===== Material supplied
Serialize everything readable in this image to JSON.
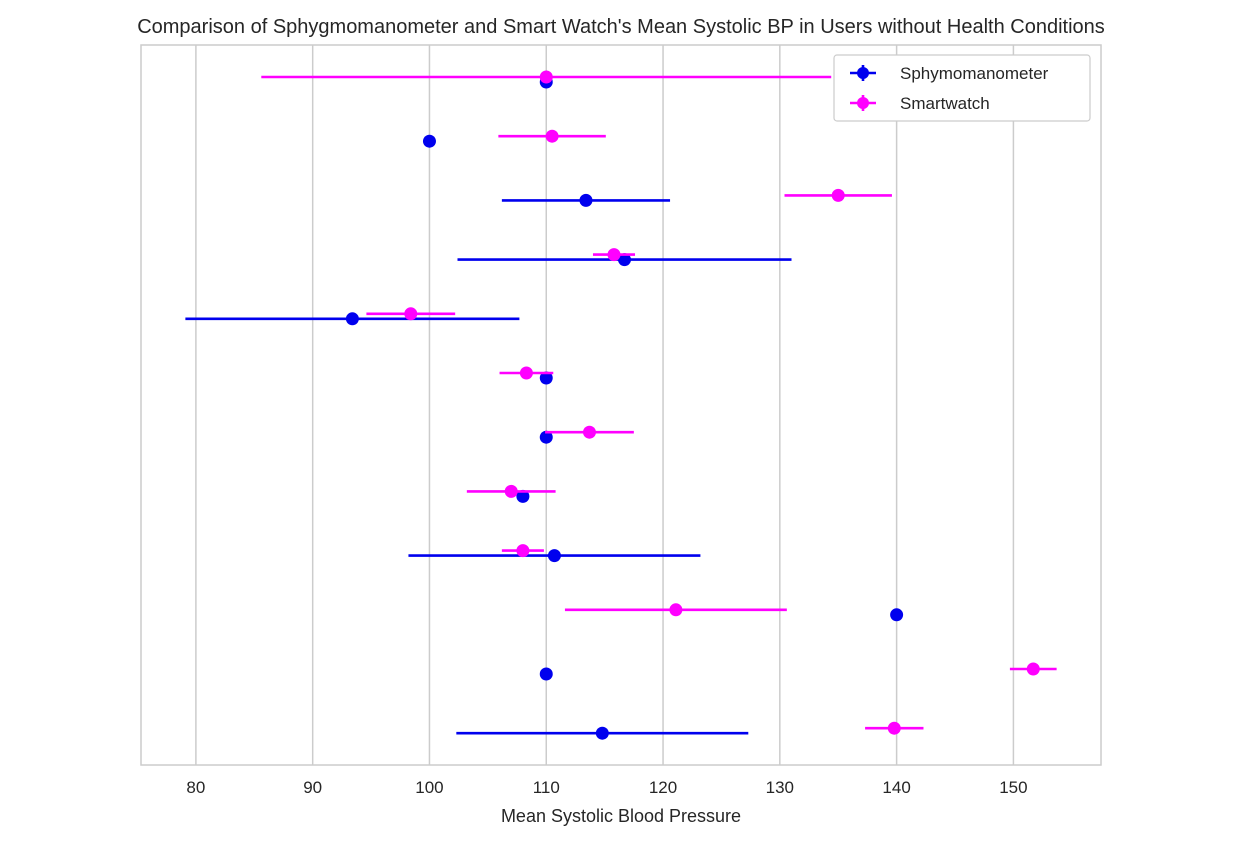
{
  "chart_data": {
    "type": "scatter",
    "title": "Comparison of Sphygmomanometer and Smart Watch's Mean Systolic BP in Users without Health Conditions",
    "xlabel": "Mean Systolic Blood Pressure",
    "ylabel": "",
    "xlim": [
      75.3,
      157.5
    ],
    "x_ticks": [
      80,
      90,
      100,
      110,
      120,
      130,
      140,
      150
    ],
    "grid": "vertical",
    "legend_position": "top-right",
    "rows": 12,
    "series": [
      {
        "name": "Sphymomanometer",
        "color": "#0000ee",
        "points": [
          {
            "x": 110.0,
            "err": 0.0
          },
          {
            "x": 100.0,
            "err": 0.0
          },
          {
            "x": 113.4,
            "err": 7.2
          },
          {
            "x": 116.7,
            "err": 14.3
          },
          {
            "x": 93.4,
            "err": 14.3
          },
          {
            "x": 110.0,
            "err": 0.0
          },
          {
            "x": 110.0,
            "err": 0.0
          },
          {
            "x": 108.0,
            "err": 0.0
          },
          {
            "x": 110.7,
            "err": 12.5
          },
          {
            "x": 140.0,
            "err": 0.0
          },
          {
            "x": 110.0,
            "err": 0.0
          },
          {
            "x": 114.8,
            "err": 12.5
          }
        ]
      },
      {
        "name": "Smartwatch",
        "color": "#ff00ff",
        "points": [
          {
            "x": 110.0,
            "err": 24.4
          },
          {
            "x": 110.5,
            "err": 4.6
          },
          {
            "x": 135.0,
            "err": 4.6
          },
          {
            "x": 115.8,
            "err": 1.8
          },
          {
            "x": 98.4,
            "err": 3.8
          },
          {
            "x": 108.3,
            "err": 2.3
          },
          {
            "x": 113.7,
            "err": 3.8
          },
          {
            "x": 107.0,
            "err": 3.8
          },
          {
            "x": 108.0,
            "err": 1.8
          },
          {
            "x": 121.1,
            "err": 9.5
          },
          {
            "x": 151.7,
            "err": 2.0
          },
          {
            "x": 139.8,
            "err": 2.5
          }
        ]
      }
    ]
  }
}
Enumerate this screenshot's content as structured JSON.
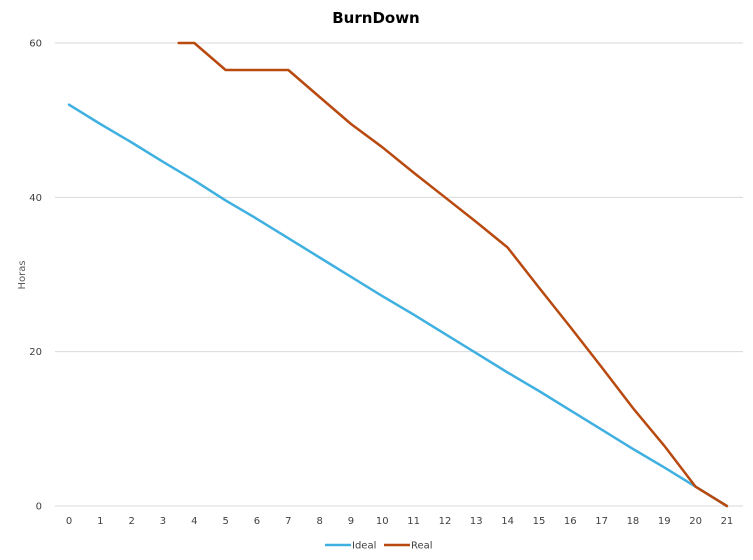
{
  "chart_data": {
    "type": "line",
    "title": "BurnDown",
    "xlabel": "",
    "ylabel": "Horas",
    "categories": [
      0,
      1,
      2,
      3,
      4,
      5,
      6,
      7,
      8,
      9,
      10,
      11,
      12,
      13,
      14,
      15,
      16,
      17,
      18,
      19,
      20,
      21
    ],
    "ylim": [
      0,
      60
    ],
    "yticks": [
      0,
      20,
      40,
      60
    ],
    "grid": true,
    "legend": "bottom",
    "series": [
      {
        "name": "Ideal",
        "color": "#3fb0e0",
        "values": [
          52.0,
          49.5,
          47.1,
          44.6,
          42.2,
          39.6,
          37.2,
          34.7,
          32.2,
          29.7,
          27.2,
          24.8,
          22.3,
          19.8,
          17.3,
          14.9,
          12.4,
          9.9,
          7.4,
          5.0,
          2.5,
          0.0
        ]
      },
      {
        "name": "Real",
        "color": "#b8490f",
        "values": [
          null,
          null,
          null,
          null,
          60.0,
          56.5,
          56.5,
          56.5,
          53.0,
          49.5,
          46.5,
          43.2,
          40.0,
          36.8,
          33.5,
          28.3,
          23.2,
          18.0,
          12.7,
          7.8,
          2.5,
          0.0
        ],
        "start": {
          "x": 3.5,
          "y": 60.0
        }
      }
    ]
  }
}
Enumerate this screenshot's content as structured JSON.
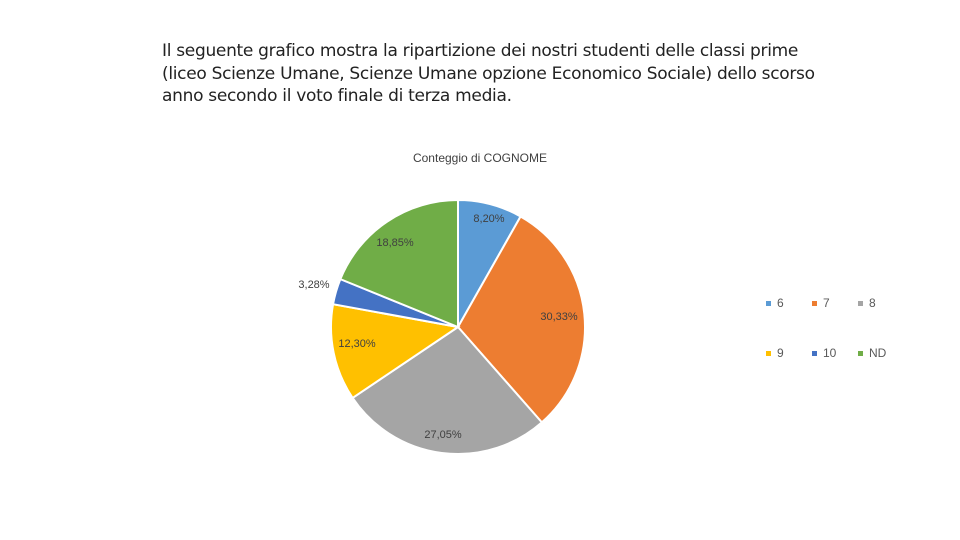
{
  "intro_text": "Il seguente grafico mostra la ripartizione dei nostri studenti delle classi prime\n(liceo Scienze Umane, Scienze Umane opzione Economico Sociale) dello scorso\nanno secondo il voto finale di terza media.",
  "chart_data": {
    "type": "pie",
    "title": "Conteggio di COGNOME",
    "categories": [
      "6",
      "7",
      "8",
      "9",
      "10",
      "ND"
    ],
    "values": [
      8.2,
      30.33,
      27.05,
      12.3,
      3.28,
      18.85
    ],
    "labels": [
      "8,20%",
      "30,33%",
      "27,05%",
      "12,30%",
      "3,28%",
      "18,85%"
    ],
    "colors": [
      "#5B9BD5",
      "#ED7D31",
      "#A5A5A5",
      "#FFC000",
      "#4472C4",
      "#70AD47"
    ],
    "start_angle": "12 o'clock",
    "direction": "clockwise",
    "legend_position": "right"
  }
}
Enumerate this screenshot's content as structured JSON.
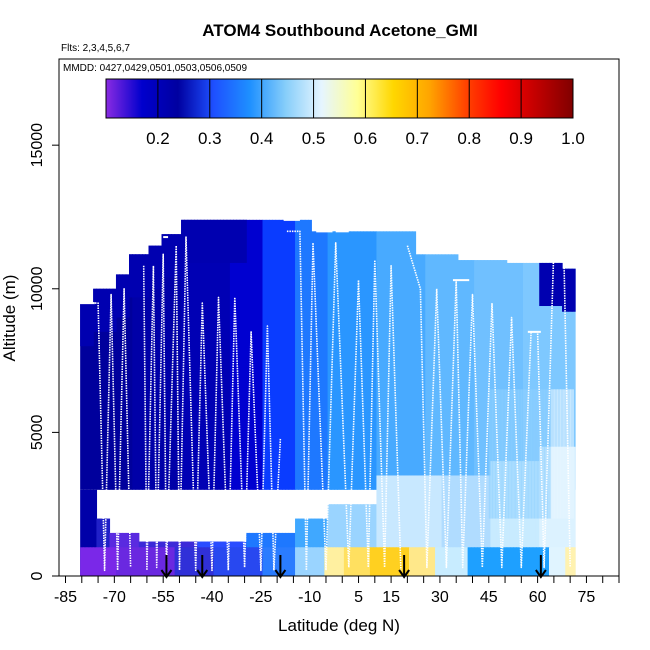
==========
→ Exercise instructions: Filter out every line that lacks the word "right", and copy the rest.

→ Solution to the problem:
    "legend_position": "top-right",
    "legend_position": "right"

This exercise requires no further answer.